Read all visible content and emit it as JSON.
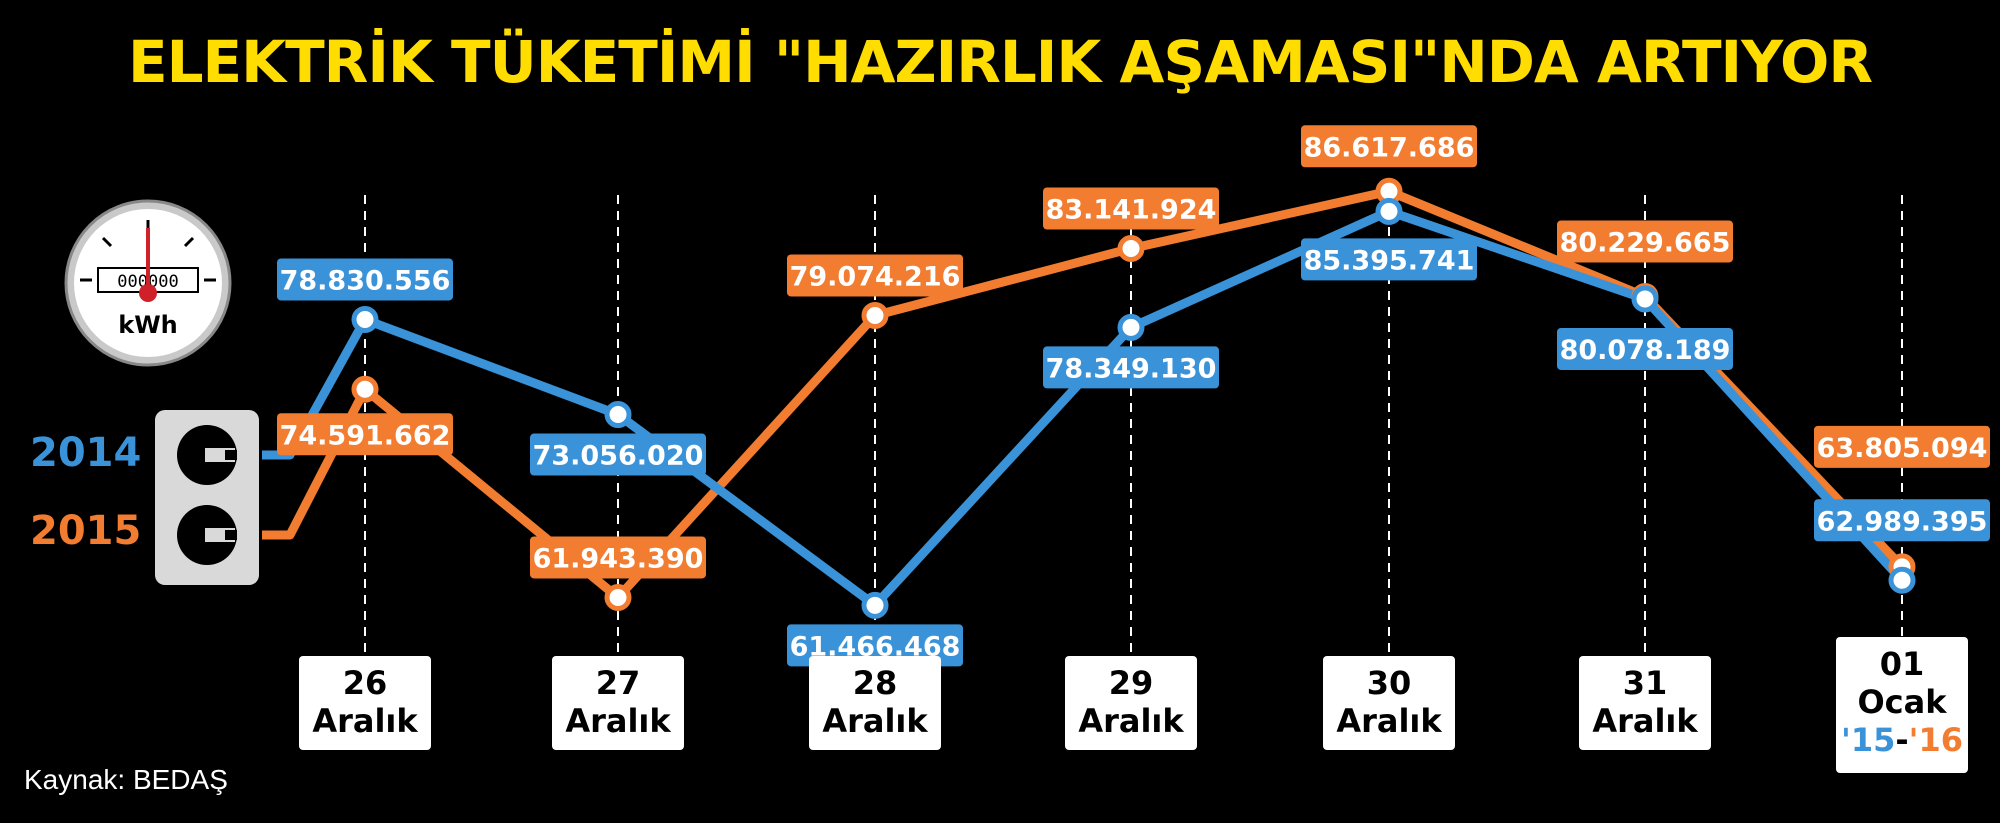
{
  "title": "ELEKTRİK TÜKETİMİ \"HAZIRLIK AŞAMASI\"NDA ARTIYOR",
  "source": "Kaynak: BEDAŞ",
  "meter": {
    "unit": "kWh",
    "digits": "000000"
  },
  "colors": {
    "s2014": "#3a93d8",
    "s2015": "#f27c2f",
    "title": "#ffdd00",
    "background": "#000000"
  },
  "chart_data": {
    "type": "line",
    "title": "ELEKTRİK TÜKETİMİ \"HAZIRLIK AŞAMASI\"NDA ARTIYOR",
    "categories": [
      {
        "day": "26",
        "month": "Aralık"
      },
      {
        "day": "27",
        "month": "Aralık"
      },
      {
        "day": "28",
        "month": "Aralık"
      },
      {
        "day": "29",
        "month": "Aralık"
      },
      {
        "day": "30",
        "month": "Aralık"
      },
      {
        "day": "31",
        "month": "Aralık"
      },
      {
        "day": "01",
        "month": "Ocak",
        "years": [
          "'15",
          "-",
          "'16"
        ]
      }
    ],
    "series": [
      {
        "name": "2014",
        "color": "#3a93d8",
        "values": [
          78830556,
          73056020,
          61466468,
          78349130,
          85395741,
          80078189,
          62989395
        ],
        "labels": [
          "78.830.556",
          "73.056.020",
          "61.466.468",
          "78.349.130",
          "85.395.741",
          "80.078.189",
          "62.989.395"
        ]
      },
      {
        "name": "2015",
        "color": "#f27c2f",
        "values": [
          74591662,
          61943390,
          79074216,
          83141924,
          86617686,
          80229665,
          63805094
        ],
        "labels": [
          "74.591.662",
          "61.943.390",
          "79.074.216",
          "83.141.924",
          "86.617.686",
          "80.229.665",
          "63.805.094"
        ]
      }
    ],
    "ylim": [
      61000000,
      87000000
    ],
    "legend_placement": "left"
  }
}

+--

What you have to do =
Skipping the pictures, transcribe each line above exactly as it appears.

Exercise solution =
Read all visible content and emit it as JSON.
{
  "title": "ELEKTRİK TÜKETİMİ \"HAZIRLIK AŞAMASI\"NDA ARTIYOR",
  "source": "Kaynak: BEDAŞ",
  "meter": {
    "unit": "kWh",
    "digits": "000000"
  },
  "colors": {
    "s2014": "#3a93d8",
    "s2015": "#f27c2f",
    "title": "#ffdd00",
    "background": "#000000"
  },
  "chart_data": {
    "type": "line",
    "title": "ELEKTRİK TÜKETİMİ \"HAZIRLIK AŞAMASI\"NDA ARTIYOR",
    "categories": [
      {
        "day": "26",
        "month": "Aralık"
      },
      {
        "day": "27",
        "month": "Aralık"
      },
      {
        "day": "28",
        "month": "Aralık"
      },
      {
        "day": "29",
        "month": "Aralık"
      },
      {
        "day": "30",
        "month": "Aralık"
      },
      {
        "day": "31",
        "month": "Aralık"
      },
      {
        "day": "01",
        "month": "Ocak",
        "years": [
          "'15",
          "-",
          "'16"
        ]
      }
    ],
    "series": [
      {
        "name": "2014",
        "color": "#3a93d8",
        "values": [
          78830556,
          73056020,
          61466468,
          78349130,
          85395741,
          80078189,
          62989395
        ],
        "labels": [
          "78.830.556",
          "73.056.020",
          "61.466.468",
          "78.349.130",
          "85.395.741",
          "80.078.189",
          "62.989.395"
        ]
      },
      {
        "name": "2015",
        "color": "#f27c2f",
        "values": [
          74591662,
          61943390,
          79074216,
          83141924,
          86617686,
          80229665,
          63805094
        ],
        "labels": [
          "74.591.662",
          "61.943.390",
          "79.074.216",
          "83.141.924",
          "86.617.686",
          "80.229.665",
          "63.805.094"
        ]
      }
    ],
    "ylim": [
      61000000,
      87000000
    ],
    "legend_placement": "left"
  }
}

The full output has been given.